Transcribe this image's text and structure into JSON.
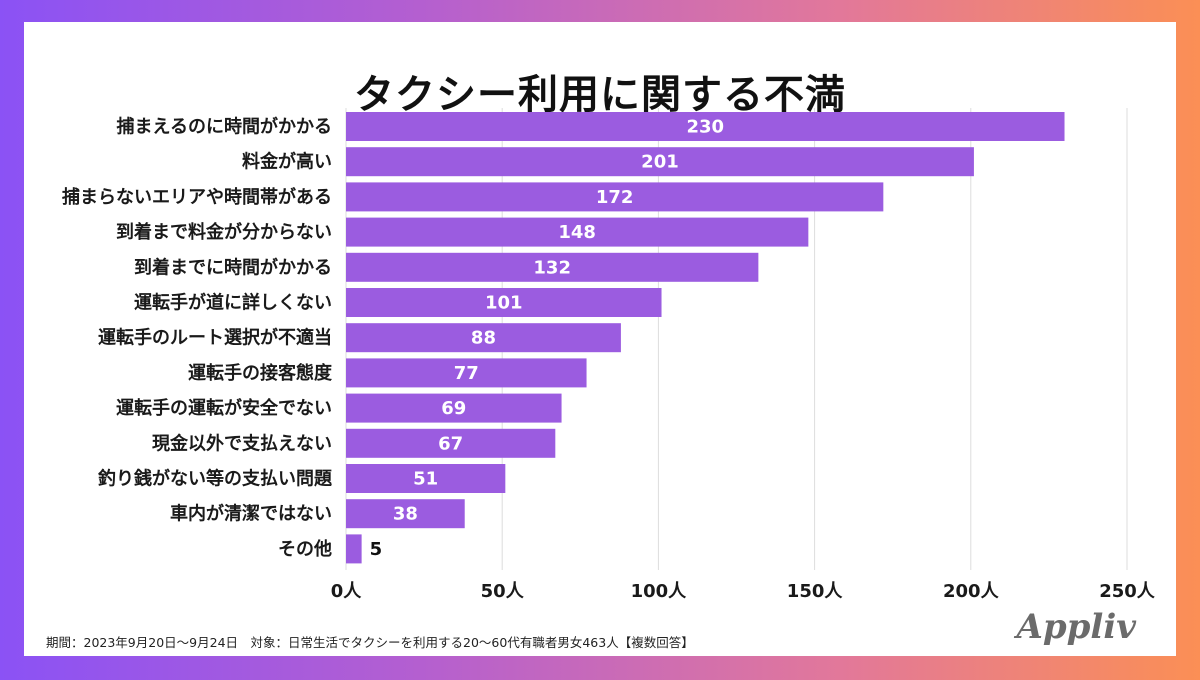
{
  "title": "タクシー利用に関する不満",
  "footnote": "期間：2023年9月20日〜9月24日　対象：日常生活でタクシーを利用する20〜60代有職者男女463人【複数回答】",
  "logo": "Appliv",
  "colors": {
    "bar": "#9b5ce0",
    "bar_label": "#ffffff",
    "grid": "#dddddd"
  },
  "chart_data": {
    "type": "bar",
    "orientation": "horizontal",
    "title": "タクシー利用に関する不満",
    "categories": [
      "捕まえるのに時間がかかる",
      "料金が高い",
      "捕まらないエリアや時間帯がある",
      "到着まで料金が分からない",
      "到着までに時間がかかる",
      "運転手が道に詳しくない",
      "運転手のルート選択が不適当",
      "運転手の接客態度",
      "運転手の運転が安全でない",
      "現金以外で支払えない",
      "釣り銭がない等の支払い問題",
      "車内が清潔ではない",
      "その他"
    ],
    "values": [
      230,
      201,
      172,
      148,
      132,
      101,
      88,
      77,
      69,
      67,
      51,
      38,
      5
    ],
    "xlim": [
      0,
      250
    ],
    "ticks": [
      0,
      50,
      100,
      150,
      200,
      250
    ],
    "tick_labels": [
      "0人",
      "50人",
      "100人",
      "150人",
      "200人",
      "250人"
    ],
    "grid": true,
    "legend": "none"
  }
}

****************************************

=== Written exercise ===
Exclude the pictures. Write out the remaining data exactly.

=== Task answer ===
Transcribe this image's text and structure into JSON.
{
  "title": "タクシー利用に関する不満",
  "footnote": "期間：2023年9月20日〜9月24日　対象：日常生活でタクシーを利用する20〜60代有職者男女463人【複数回答】",
  "logo": "Appliv",
  "colors": {
    "bar": "#9b5ce0",
    "bar_label": "#ffffff",
    "grid": "#dddddd"
  },
  "chart_data": {
    "type": "bar",
    "orientation": "horizontal",
    "title": "タクシー利用に関する不満",
    "categories": [
      "捕まえるのに時間がかかる",
      "料金が高い",
      "捕まらないエリアや時間帯がある",
      "到着まで料金が分からない",
      "到着までに時間がかかる",
      "運転手が道に詳しくない",
      "運転手のルート選択が不適当",
      "運転手の接客態度",
      "運転手の運転が安全でない",
      "現金以外で支払えない",
      "釣り銭がない等の支払い問題",
      "車内が清潔ではない",
      "その他"
    ],
    "values": [
      230,
      201,
      172,
      148,
      132,
      101,
      88,
      77,
      69,
      67,
      51,
      38,
      5
    ],
    "xlim": [
      0,
      250
    ],
    "ticks": [
      0,
      50,
      100,
      150,
      200,
      250
    ],
    "tick_labels": [
      "0人",
      "50人",
      "100人",
      "150人",
      "200人",
      "250人"
    ],
    "grid": true,
    "legend": "none"
  }
}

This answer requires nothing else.